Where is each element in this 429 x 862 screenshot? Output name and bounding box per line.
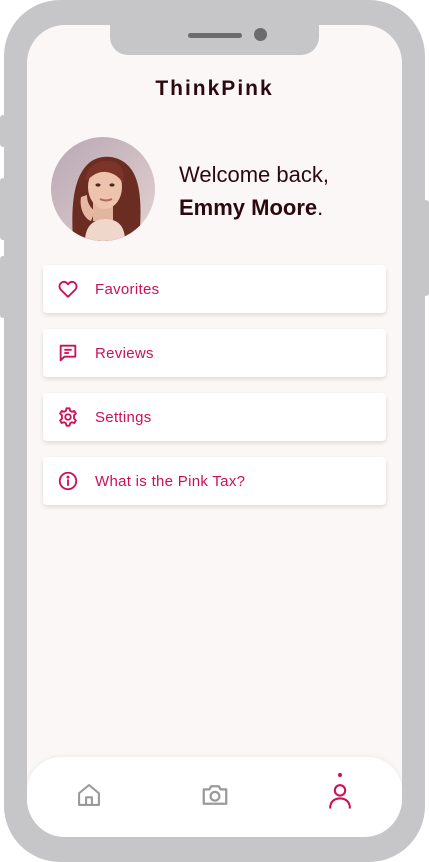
menu-item-reviews[interactable]: Reviews: [43, 329, 386, 377]
avatar-image: [51, 137, 155, 241]
home-icon: [75, 781, 103, 814]
side-button: [0, 256, 6, 318]
tab-home[interactable]: [69, 777, 109, 817]
active-tab-indicator: [338, 773, 342, 777]
speaker-grille: [188, 33, 242, 38]
menu-item-label: Settings: [95, 408, 152, 426]
heart-icon: [57, 278, 79, 300]
front-camera: [254, 28, 267, 41]
menu-item-favorites[interactable]: Favorites: [43, 265, 386, 313]
message-icon: [57, 342, 79, 364]
menu-item-label: Favorites: [95, 280, 160, 298]
side-button: [0, 115, 6, 147]
tab-camera[interactable]: [195, 777, 235, 817]
name-suffix: .: [317, 195, 324, 220]
menu-item-label: What is the Pink Tax?: [95, 472, 246, 490]
menu-item-pink-tax[interactable]: What is the Pink Tax?: [43, 457, 386, 505]
menu-item-settings[interactable]: Settings: [43, 393, 386, 441]
bottom-tab-bar: [27, 757, 402, 837]
app-title: ThinkPink: [155, 77, 274, 100]
tab-profile[interactable]: [320, 773, 360, 817]
gear-icon: [57, 406, 79, 428]
welcome-message: Welcome back, Emmy Moore.: [179, 158, 329, 224]
user-icon: [326, 780, 354, 815]
camera-icon: [200, 780, 230, 815]
info-icon: [57, 470, 79, 492]
side-button: [423, 200, 429, 296]
side-button: [0, 178, 6, 240]
welcome-greeting: Welcome back,: [179, 162, 329, 187]
avatar: [51, 137, 155, 241]
profile-menu: Favorites Reviews Settings What is the P…: [43, 265, 386, 521]
user-name: Emmy Moore: [179, 195, 318, 220]
menu-item-label: Reviews: [95, 344, 154, 362]
phone-notch: [110, 25, 319, 55]
welcome-name-line: Emmy Moore.: [179, 191, 329, 224]
app-screen: ThinkPink Welcome back, Emmy Moore. Favo…: [27, 25, 402, 837]
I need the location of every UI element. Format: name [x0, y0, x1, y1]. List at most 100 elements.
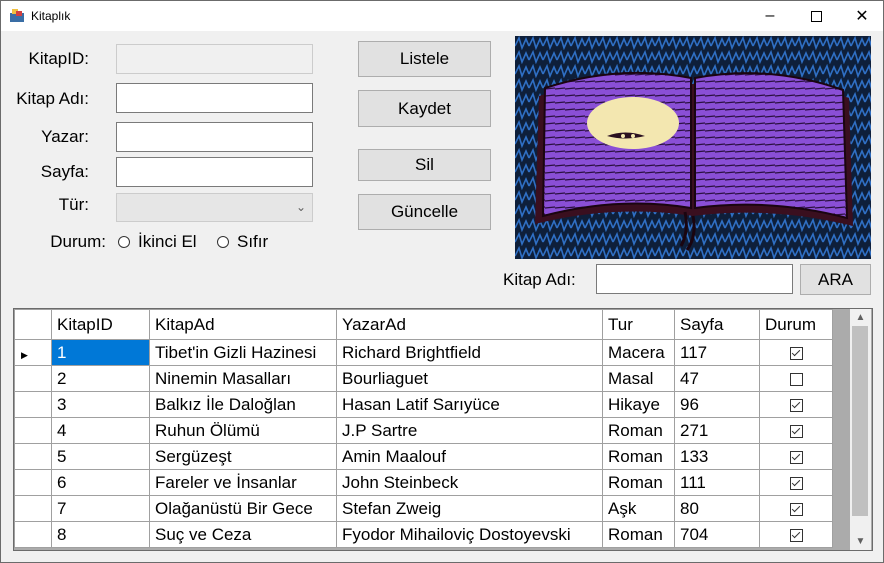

___

• **Exercise goal**
Could you render the rows from the line containing "menu-item-reviews[interactable]: Reviews: [43, 329, 386, 377]" through the line containing "welcome-greeting: Welcome back,: [179, 162, 329, 187]" as a JSON list of strings, one per line, leaving out any blank lines?

• **Problem solution**
[
  "menu-item-reviews[interactable]: Reviews: [43, 329, 386, 377]",
  "avatar-image: [51, 137, 155, 241]",
  "home-icon: [75, 781, 103, 814]",
  "side-button: [0, 256, 6, 318]",
  "tab-home[interactable]: [69, 777, 109, 817]",
  "active-tab-indicator: [338, 773, 342, 777]",
  "speaker-grille: [188, 33, 242, 38]",
  "menu-item-label: Settings: [95, 408, 152, 426]",
  "heart-icon: [57, 278, 79, 300]",
  "front-camera: [254, 28, 267, 41]",
  "menu-item-favorites[interactable]: Favorites: [43, 265, 386, 313]",
  "message-icon: [57, 342, 79, 364]",
  "menu-item-label: Favorites: [95, 280, 160, 298]",
  "side-button: [0, 115, 6, 147]",
  "tab-camera[interactable]: [195, 777, 235, 817]",
  "name-suffix: .: [317, 195, 324, 220]",
  "menu-item-label: What is the Pink Tax?: [95, 472, 246, 490]",
  "menu-item-pink-tax[interactable]: What is the Pink Tax?: [43, 457, 386, 505]",
  "menu-item-settings[interactable]: Settings: [43, 393, 386, 441]",
  "bottom-tab-bar: [27, 757, 402, 837]",
  "app-title: ThinkPink: [155, 77, 274, 100]",
  "tab-profile[interactable]: [320, 773, 360, 817]",
  "gear-icon: [57, 406, 79, 428]",
  "welcome-message: Welcome back, Emmy Moore.: [179, 158, 329, 224]",
  "user-icon: [326, 780, 354, 815]",
  "camera-icon: [200, 780, 230, 815]",
  "info-icon: [57, 470, 79, 492]",
  "side-button: [423, 200, 429, 296]",
  "side-button: [0, 178, 6, 240]",
  "welcome-greeting: Welcome back,: [179, 162, 329, 187]"
]